## EXERCISE TASK
Count the lines in the data below where the string "Barriers" occurs, please, and give the number alone.

-- Start of DATA SUPPLIED --

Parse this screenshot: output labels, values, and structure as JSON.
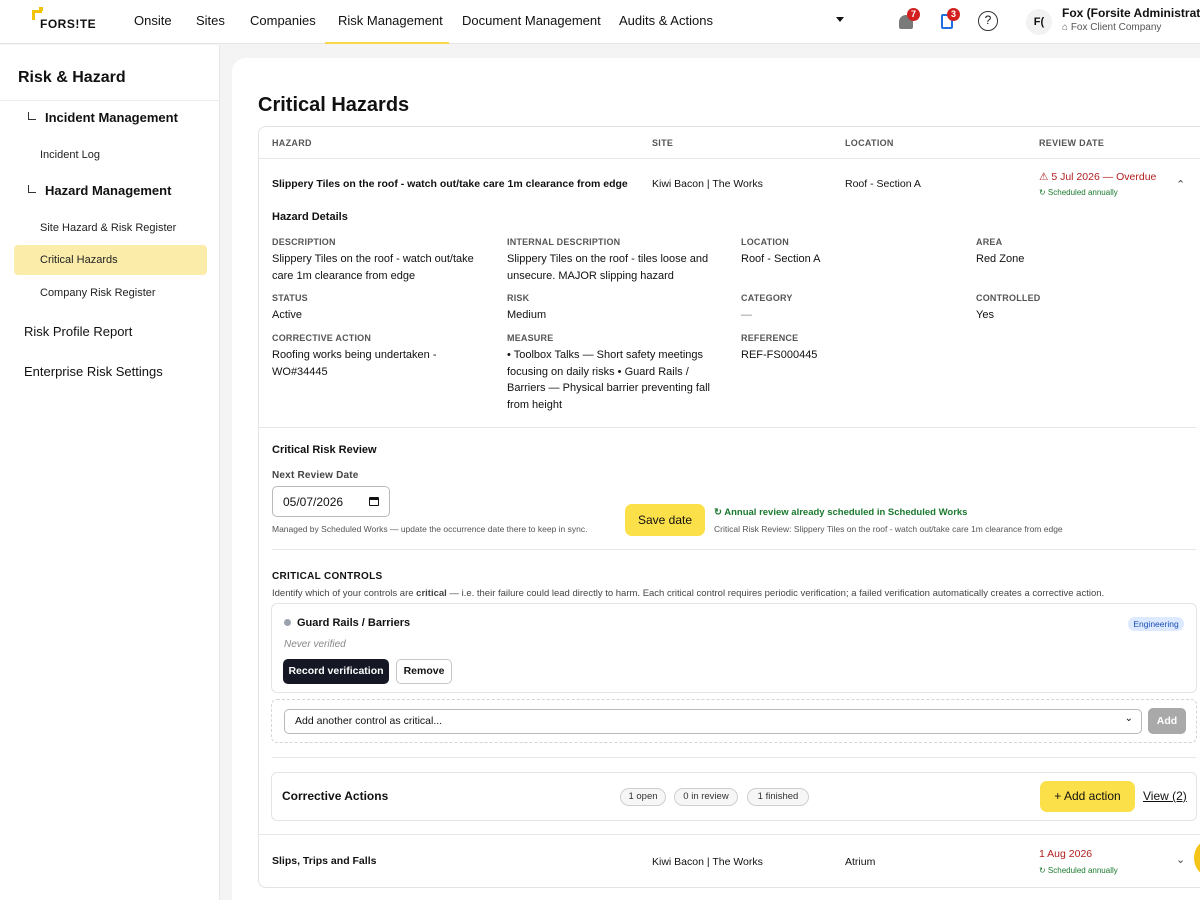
{
  "nav": {
    "logo": "FORS!TE",
    "items": [
      "Onsite",
      "Sites",
      "Companies",
      "Risk Management",
      "Document Management",
      "Audits & Actions"
    ],
    "active": "Risk Management",
    "notifications_count": "7",
    "clipboard_count": "3",
    "help": "?",
    "avatar_initials": "F(",
    "user_name": "Fox (Forsite Administrator)",
    "user_company": "Fox Client Company"
  },
  "sidebar": {
    "title": "Risk & Hazard",
    "groups": [
      {
        "label": "Incident Management",
        "items": [
          "Incident Log"
        ]
      },
      {
        "label": "Hazard Management",
        "items": [
          "Site Hazard & Risk Register",
          "Critical Hazards",
          "Company Risk Register"
        ]
      }
    ],
    "active_item": "Critical Hazards",
    "top_items": [
      "Risk Profile Report",
      "Enterprise Risk Settings"
    ]
  },
  "page": {
    "title": "Critical Hazards",
    "columns": [
      "HAZARD",
      "SITE",
      "LOCATION",
      "REVIEW DATE"
    ]
  },
  "rows": [
    {
      "hazard": "Slippery Tiles on the roof - watch out/take care 1m clearance from edge",
      "site": "Kiwi Bacon | The Works",
      "location": "Roof - Section A",
      "review_date": "⚠ 5 Jul 2026 — Overdue",
      "schedule": "↻ Scheduled annually",
      "expanded": true
    },
    {
      "hazard": "Slips, Trips and Falls",
      "site": "Kiwi Bacon | The Works",
      "location": "Atrium",
      "review_date": "1 Aug 2026",
      "schedule": "↻ Scheduled annually",
      "expanded": false
    }
  ],
  "details": {
    "title": "Hazard Details",
    "description_label": "DESCRIPTION",
    "description_lines": [
      "Slippery Tiles on the roof - watch out/take",
      "care 1m clearance from edge"
    ],
    "internal_label": "INTERNAL DESCRIPTION",
    "internal_lines": [
      "Slippery Tiles on the roof - tiles loose and",
      "unsecure. MAJOR slipping hazard"
    ],
    "location_label": "LOCATION",
    "location": "Roof - Section A",
    "area_label": "AREA",
    "area": "Red Zone",
    "status_label": "STATUS",
    "status": "Active",
    "risk_label": "RISK",
    "risk": "Medium",
    "category_label": "CATEGORY",
    "category": "—",
    "controlled_label": "CONTROLLED",
    "controlled": "Yes",
    "corrective_label": "CORRECTIVE ACTION",
    "corrective_lines": [
      "Roofing works being undertaken -",
      "WO#34445"
    ],
    "measure_label": "MEASURE",
    "measure_lines": [
      "• Toolbox Talks — Short safety meetings",
      "focusing on daily risks • Guard Rails /",
      "Barriers — Physical barrier preventing fall",
      "from height"
    ],
    "reference_label": "REFERENCE",
    "reference": "REF-FS000445"
  },
  "review": {
    "title": "Critical Risk Review",
    "next_label": "Next Review Date",
    "date_value": "05/07/2026",
    "helper": "Managed by Scheduled Works — update the occurrence date there to keep in sync.",
    "save_label": "Save date",
    "annual": "↻ Annual review already scheduled in Scheduled Works",
    "annual_sub": "Critical Risk Review: Slippery Tiles on the roof - watch out/take care 1m clearance from edge"
  },
  "controls": {
    "title": "CRITICAL CONTROLS",
    "desc_pre": "Identify which of your controls are ",
    "desc_bold": "critical",
    "desc_post": " — i.e. their failure could lead directly to harm. Each critical control requires periodic verification; a failed verification automatically creates a corrective action.",
    "control_name": "Guard Rails / Barriers",
    "control_type": "Engineering",
    "verified_status": "Never verified",
    "record_label": "Record verification",
    "remove_label": "Remove",
    "select_placeholder": "Add another control as critical...",
    "add_label": "Add"
  },
  "corrective": {
    "title": "Corrective Actions",
    "open": "1 open",
    "review": "0 in review",
    "finished": "1 finished",
    "add_label": "+ Add action",
    "view_label": "View (2)"
  },
  "colors": {
    "accent": "#fbe04a",
    "overdue": "#b22020",
    "scheduled": "#1a7a2e",
    "active_sidebar": "#fbecaa"
  }
}
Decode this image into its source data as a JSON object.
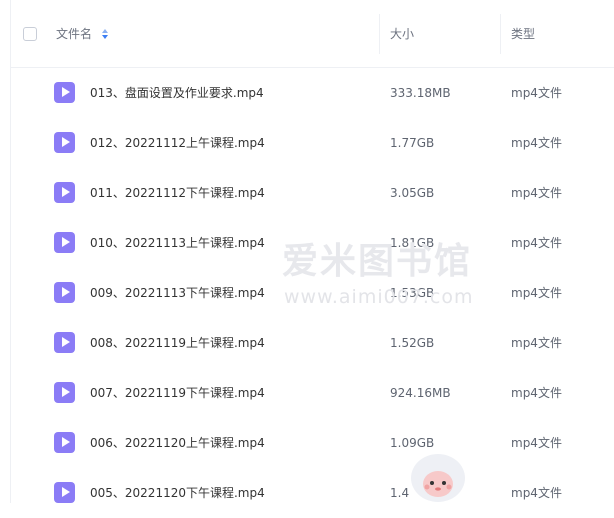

-- End of DATA SUPPLIED --

## RESPONSE FOR THIS EXERCISE
2